- **PROBLEM DETAILS**:
Copy the material that follows word for word and omit its pictures.

** Start INPUT RECORDS **

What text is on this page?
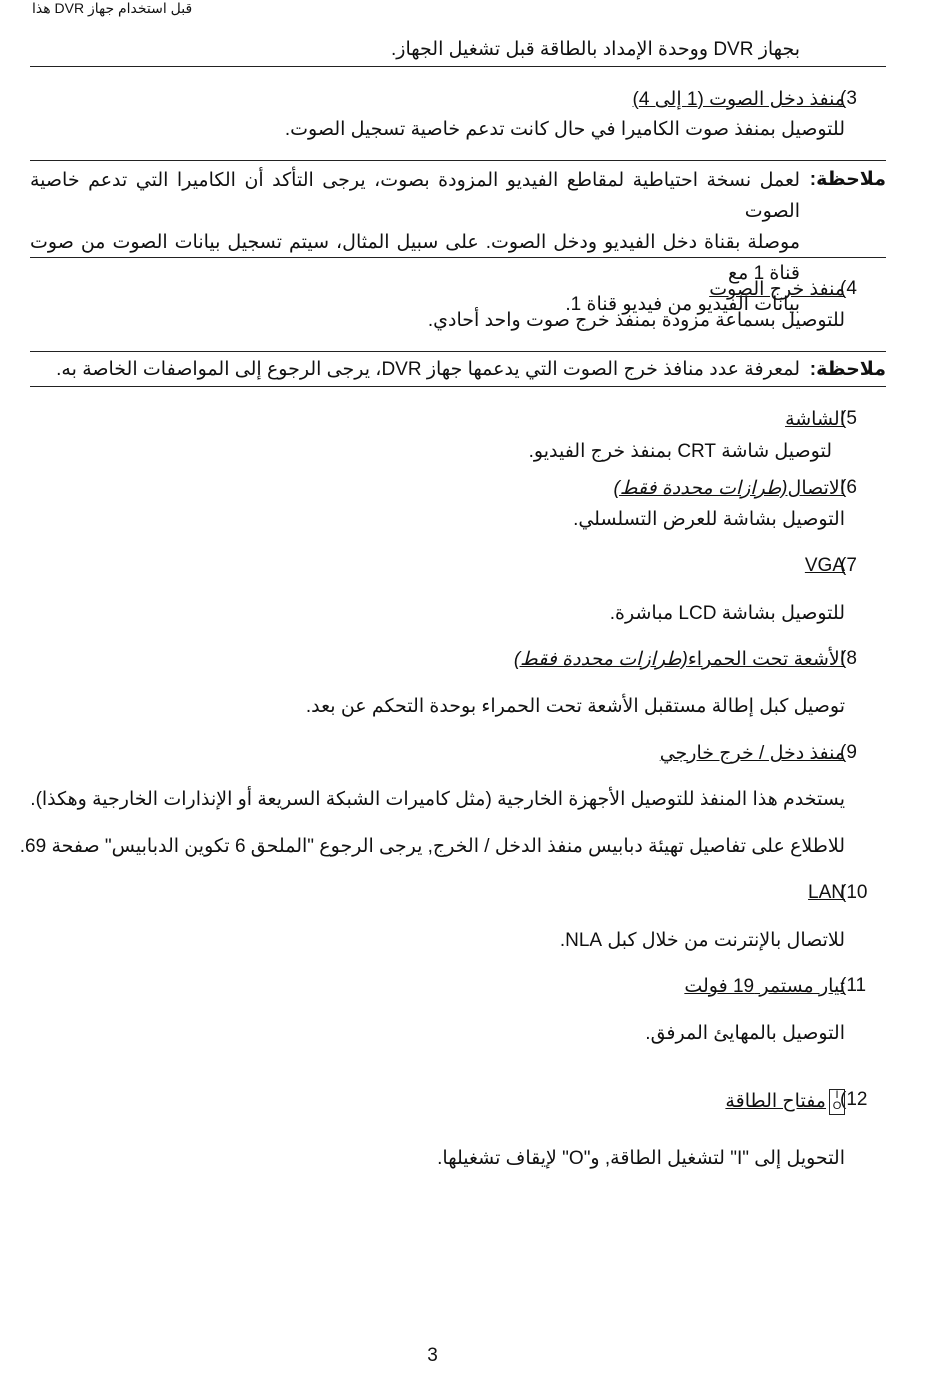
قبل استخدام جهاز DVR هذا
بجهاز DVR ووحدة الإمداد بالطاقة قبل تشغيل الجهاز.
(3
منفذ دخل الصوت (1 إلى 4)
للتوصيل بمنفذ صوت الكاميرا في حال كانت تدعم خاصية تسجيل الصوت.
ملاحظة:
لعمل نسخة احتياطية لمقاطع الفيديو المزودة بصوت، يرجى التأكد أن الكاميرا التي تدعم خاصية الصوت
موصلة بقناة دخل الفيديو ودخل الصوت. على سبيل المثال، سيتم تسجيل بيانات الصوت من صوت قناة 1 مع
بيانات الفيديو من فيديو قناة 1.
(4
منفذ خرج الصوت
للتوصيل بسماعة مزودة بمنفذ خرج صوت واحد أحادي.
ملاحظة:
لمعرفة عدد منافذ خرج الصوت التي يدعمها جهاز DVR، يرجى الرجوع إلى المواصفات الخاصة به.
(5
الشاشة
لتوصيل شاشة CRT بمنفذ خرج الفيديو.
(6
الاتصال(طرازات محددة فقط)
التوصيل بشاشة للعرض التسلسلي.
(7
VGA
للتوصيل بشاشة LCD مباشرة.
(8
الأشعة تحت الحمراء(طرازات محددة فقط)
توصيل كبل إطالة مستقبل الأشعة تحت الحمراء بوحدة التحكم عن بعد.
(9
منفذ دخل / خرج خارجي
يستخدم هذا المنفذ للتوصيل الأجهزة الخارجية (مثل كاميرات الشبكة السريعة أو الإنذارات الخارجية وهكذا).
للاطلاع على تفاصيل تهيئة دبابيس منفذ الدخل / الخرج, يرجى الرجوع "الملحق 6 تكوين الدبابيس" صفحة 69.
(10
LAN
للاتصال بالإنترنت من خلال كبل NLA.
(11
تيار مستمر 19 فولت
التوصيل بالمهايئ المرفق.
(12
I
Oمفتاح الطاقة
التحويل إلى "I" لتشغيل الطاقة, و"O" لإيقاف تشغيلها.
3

** End INPUT RECORDS **

- **EXERCISE RESPONSE**:
What text is on this page?
قبل استخدام جهاز DVR هذا
بجهاز DVR ووحدة الإمداد بالطاقة قبل تشغيل الجهاز.
(3
منفذ دخل الصوت (1 إلى 4)
للتوصيل بمنفذ صوت الكاميرا في حال كانت تدعم خاصية تسجيل الصوت.
ملاحظة:
لعمل نسخة احتياطية لمقاطع الفيديو المزودة بصوت، يرجى التأكد أن الكاميرا التي تدعم خاصية الصوت
موصلة بقناة دخل الفيديو ودخل الصوت. على سبيل المثال، سيتم تسجيل بيانات الصوت من صوت قناة 1 مع
بيانات الفيديو من فيديو قناة 1.
(4
منفذ خرج الصوت
للتوصيل بسماعة مزودة بمنفذ خرج صوت واحد أحادي.
ملاحظة:
لمعرفة عدد منافذ خرج الصوت التي يدعمها جهاز DVR، يرجى الرجوع إلى المواصفات الخاصة به.
(5
الشاشة
لتوصيل شاشة CRT بمنفذ خرج الفيديو.
(6
الاتصال(طرازات محددة فقط)
التوصيل بشاشة للعرض التسلسلي.
(7
VGA
للتوصيل بشاشة LCD مباشرة.
(8
الأشعة تحت الحمراء(طرازات محددة فقط)
توصيل كبل إطالة مستقبل الأشعة تحت الحمراء بوحدة التحكم عن بعد.
(9
منفذ دخل / خرج خارجي
يستخدم هذا المنفذ للتوصيل الأجهزة الخارجية (مثل كاميرات الشبكة السريعة أو الإنذارات الخارجية وهكذا).
للاطلاع على تفاصيل تهيئة دبابيس منفذ الدخل / الخرج, يرجى الرجوع "الملحق 6 تكوين الدبابيس" صفحة 69.
(10
LAN
للاتصال بالإنترنت من خلال كبل NLA.
(11
تيار مستمر 19 فولت
التوصيل بالمهايئ المرفق.
(12
I
Oمفتاح الطاقة
التحويل إلى "I" لتشغيل الطاقة, و"O" لإيقاف تشغيلها.
3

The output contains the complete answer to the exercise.